Short task: Retype the records below exactly as they appear, but leave out any pictures.

Dataset entries

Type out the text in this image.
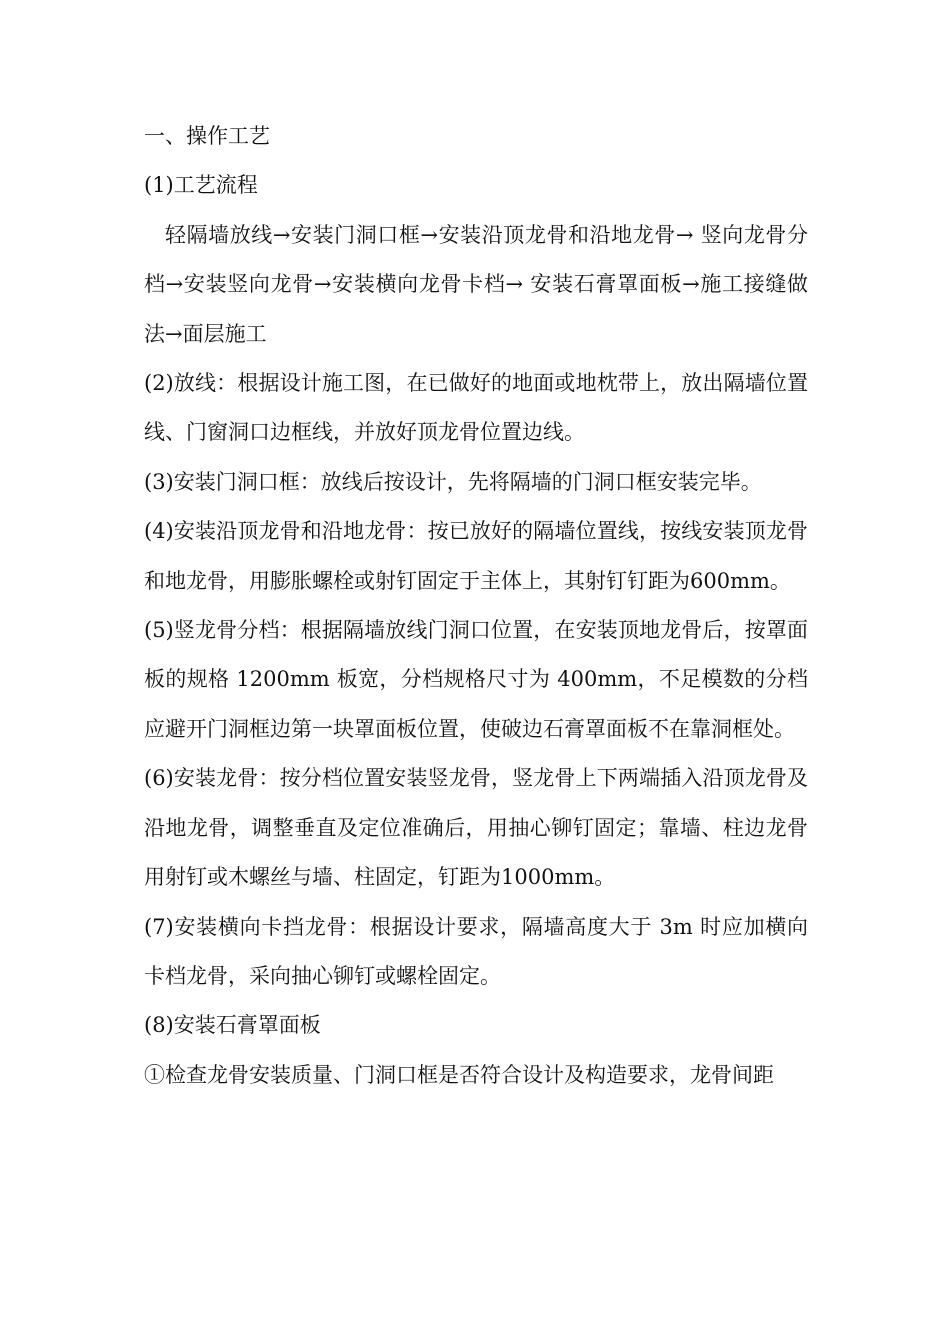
一、操作工艺

(1)工艺流程

轻隔墙放线→安装门洞口框→安装沿顶龙骨和沿地龙骨→ 竖向龙骨分档→安装竖向龙骨→安装横向龙骨卡档→ 安装石膏罩面板→施工接缝做法→面层施工

(2)放线：根据设计施工图，在已做好的地面或地枕带上，放出隔墙位置线、门窗洞口边框线，并放好顶龙骨位置边线。

(3)安装门洞口框：放线后按设计，先将隔墙的门洞口框安装完毕。

(4)安装沿顶龙骨和沿地龙骨：按已放好的隔墙位置线，按线安装顶龙骨和地龙骨，用膨胀螺栓或射钉固定于主体上，其射钉钉距为600mm。

(5)竖龙骨分档：根据隔墙放线门洞口位置，在安装顶地龙骨后，按罩面板的规格 1200mm 板宽，分档规格尺寸为 400mm，不足模数的分档应避开门洞框边第一块罩面板位置，使破边石膏罩面板不在靠洞框处。

(6)安装龙骨：按分档位置安装竖龙骨，竖龙骨上下两端插入沿顶龙骨及沿地龙骨，调整垂直及定位准确后，用抽心铆钉固定；靠墙、柱边龙骨用射钉或木螺丝与墙、柱固定，钉距为1000mm。

(7)安装横向卡挡龙骨：根据设计要求，隔墙高度大于 3m 时应加横向卡档龙骨，采向抽心铆钉或螺栓固定。

(8)安装石膏罩面板

①检查龙骨安装质量、门洞口框是否符合设计及构造要求，龙骨间距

Full response:
Type out the text in this image.
一、操作工艺

(1)工艺流程

轻隔墙放线→安装门洞口框→安装沿顶龙骨和沿地龙骨→ 竖向龙骨分档→安装竖向龙骨→安装横向龙骨卡档→ 安装石膏罩面板→施工接缝做法→面层施工

(2)放线：根据设计施工图，在已做好的地面或地枕带上，放出隔墙位置线、门窗洞口边框线，并放好顶龙骨位置边线。

(3)安装门洞口框：放线后按设计，先将隔墙的门洞口框安装完毕。

(4)安装沿顶龙骨和沿地龙骨：按已放好的隔墙位置线，按线安装顶龙骨和地龙骨，用膨胀螺栓或射钉固定于主体上，其射钉钉距为600mm。

(5)竖龙骨分档：根据隔墙放线门洞口位置，在安装顶地龙骨后，按罩面板的规格 1200mm 板宽，分档规格尺寸为 400mm，不足模数的分档应避开门洞框边第一块罩面板位置，使破边石膏罩面板不在靠洞框处。

(6)安装龙骨：按分档位置安装竖龙骨，竖龙骨上下两端插入沿顶龙骨及沿地龙骨，调整垂直及定位准确后，用抽心铆钉固定；靠墙、柱边龙骨用射钉或木螺丝与墙、柱固定，钉距为1000mm。

(7)安装横向卡挡龙骨：根据设计要求，隔墙高度大于 3m 时应加横向卡档龙骨，采向抽心铆钉或螺栓固定。

(8)安装石膏罩面板

①检查龙骨安装质量、门洞口框是否符合设计及构造要求，龙骨间距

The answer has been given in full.